» INSTRUCTIONS TO FOLLOW:
Copy each line below that includes "капитального".

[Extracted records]
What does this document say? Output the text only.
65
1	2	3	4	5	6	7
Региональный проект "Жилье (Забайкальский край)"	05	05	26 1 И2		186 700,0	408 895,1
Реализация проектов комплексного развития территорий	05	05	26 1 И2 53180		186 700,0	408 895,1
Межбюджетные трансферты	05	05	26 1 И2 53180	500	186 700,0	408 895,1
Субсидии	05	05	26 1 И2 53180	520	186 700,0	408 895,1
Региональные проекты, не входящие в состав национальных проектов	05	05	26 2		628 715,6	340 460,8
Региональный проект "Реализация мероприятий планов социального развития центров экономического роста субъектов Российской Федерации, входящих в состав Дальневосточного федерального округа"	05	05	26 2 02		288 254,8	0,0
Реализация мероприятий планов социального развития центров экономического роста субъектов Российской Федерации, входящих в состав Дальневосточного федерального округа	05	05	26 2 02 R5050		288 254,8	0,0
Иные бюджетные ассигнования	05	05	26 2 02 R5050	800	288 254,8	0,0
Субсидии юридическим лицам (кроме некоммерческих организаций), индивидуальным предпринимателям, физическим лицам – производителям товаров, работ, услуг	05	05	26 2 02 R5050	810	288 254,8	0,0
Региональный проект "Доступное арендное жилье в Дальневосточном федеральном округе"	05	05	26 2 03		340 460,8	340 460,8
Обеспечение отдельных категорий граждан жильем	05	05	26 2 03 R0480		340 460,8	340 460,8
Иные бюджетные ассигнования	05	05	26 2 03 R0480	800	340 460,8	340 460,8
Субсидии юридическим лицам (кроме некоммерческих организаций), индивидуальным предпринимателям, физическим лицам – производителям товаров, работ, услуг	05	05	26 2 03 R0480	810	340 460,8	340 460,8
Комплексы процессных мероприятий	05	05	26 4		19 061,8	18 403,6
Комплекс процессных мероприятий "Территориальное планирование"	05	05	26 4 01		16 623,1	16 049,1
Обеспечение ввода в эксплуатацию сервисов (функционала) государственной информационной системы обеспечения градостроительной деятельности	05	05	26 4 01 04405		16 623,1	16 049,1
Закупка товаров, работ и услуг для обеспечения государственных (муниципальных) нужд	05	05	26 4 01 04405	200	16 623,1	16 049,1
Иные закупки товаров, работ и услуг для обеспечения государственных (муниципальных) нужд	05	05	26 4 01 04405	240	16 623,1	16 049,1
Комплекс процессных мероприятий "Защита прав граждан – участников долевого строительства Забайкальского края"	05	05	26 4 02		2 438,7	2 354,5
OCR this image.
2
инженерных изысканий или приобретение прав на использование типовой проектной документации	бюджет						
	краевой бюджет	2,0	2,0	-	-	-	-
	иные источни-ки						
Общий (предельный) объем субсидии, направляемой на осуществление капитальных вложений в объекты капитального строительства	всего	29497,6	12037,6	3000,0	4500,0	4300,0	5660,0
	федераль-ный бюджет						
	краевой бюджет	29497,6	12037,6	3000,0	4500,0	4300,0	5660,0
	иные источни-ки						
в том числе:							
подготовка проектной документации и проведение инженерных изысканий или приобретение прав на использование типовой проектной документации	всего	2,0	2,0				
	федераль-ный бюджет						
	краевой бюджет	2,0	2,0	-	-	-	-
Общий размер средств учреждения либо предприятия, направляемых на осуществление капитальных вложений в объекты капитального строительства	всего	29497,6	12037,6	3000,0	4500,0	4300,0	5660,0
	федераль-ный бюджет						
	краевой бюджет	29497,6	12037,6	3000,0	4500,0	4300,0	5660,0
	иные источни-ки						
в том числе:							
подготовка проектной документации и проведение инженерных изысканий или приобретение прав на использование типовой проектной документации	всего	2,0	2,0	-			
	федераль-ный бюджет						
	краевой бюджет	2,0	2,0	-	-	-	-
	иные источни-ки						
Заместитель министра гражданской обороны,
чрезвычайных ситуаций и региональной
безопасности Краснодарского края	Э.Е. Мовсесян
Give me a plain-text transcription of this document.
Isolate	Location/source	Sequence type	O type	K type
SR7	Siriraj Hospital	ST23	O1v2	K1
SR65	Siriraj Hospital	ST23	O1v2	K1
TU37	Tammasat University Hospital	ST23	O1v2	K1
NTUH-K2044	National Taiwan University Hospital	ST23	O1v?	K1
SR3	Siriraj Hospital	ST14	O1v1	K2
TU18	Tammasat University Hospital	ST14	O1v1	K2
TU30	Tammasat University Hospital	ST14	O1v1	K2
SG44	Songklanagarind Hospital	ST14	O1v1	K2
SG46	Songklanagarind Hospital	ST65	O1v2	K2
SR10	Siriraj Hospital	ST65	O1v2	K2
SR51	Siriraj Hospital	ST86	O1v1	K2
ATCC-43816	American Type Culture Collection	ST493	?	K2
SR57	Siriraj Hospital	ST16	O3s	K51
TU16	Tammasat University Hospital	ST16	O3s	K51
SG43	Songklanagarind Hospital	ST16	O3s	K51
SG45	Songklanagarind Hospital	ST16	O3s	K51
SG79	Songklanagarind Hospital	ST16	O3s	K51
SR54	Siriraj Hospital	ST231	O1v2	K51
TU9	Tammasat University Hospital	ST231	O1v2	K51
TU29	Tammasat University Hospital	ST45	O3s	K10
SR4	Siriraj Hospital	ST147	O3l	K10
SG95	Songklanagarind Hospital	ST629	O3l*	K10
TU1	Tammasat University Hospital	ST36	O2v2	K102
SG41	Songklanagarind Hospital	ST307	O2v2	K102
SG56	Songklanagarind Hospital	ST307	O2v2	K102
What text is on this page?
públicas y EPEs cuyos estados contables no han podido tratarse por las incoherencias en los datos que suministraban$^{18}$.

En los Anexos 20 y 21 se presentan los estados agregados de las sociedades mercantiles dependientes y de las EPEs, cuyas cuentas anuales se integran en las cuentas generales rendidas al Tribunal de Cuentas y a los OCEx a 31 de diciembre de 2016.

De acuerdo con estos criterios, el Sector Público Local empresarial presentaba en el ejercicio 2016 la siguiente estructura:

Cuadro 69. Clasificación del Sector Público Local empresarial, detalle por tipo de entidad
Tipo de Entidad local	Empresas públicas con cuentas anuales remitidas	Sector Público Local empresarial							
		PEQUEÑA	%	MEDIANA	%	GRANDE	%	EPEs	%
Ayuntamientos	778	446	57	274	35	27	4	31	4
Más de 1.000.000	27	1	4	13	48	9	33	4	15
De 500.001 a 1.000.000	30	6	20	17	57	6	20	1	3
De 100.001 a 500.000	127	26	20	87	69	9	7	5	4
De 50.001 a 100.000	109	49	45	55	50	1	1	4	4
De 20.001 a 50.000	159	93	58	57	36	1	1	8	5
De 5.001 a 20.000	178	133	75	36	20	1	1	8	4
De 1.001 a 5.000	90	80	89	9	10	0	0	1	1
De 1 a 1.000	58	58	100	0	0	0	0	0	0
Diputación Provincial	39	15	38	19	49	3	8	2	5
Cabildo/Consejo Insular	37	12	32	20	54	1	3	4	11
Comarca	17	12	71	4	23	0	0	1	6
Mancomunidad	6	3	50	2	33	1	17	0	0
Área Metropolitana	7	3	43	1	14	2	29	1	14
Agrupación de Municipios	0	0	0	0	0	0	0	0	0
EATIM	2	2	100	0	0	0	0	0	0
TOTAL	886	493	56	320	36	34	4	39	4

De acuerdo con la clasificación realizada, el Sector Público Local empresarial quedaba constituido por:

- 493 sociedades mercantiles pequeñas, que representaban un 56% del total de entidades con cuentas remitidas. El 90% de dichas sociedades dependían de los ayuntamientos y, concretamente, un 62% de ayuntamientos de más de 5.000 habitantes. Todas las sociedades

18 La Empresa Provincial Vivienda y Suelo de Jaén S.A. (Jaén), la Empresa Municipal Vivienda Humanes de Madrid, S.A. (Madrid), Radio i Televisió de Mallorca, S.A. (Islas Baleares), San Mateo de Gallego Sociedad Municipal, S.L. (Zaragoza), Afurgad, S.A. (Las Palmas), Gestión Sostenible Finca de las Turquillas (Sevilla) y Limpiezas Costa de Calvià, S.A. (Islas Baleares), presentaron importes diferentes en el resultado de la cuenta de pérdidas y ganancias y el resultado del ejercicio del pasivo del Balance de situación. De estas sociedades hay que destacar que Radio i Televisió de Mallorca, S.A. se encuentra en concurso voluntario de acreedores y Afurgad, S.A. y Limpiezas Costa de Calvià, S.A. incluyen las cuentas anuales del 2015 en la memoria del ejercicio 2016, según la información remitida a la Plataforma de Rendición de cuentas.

» FINISHED ANSWER:
Общий (предельный) объем субсидии, направляемой на осуществление капитальных вложений в объекты капитального строительства	всего	29497,6	12037,6	3000,0	4500,0	4300,0	5660,0
Общий размер средств учреждения либо предприятия, направляемых на осуществление капитальных вложений в объекты капитального строительства	всего	29497,6	12037,6	3000,0	4500,0	4300,0	5660,0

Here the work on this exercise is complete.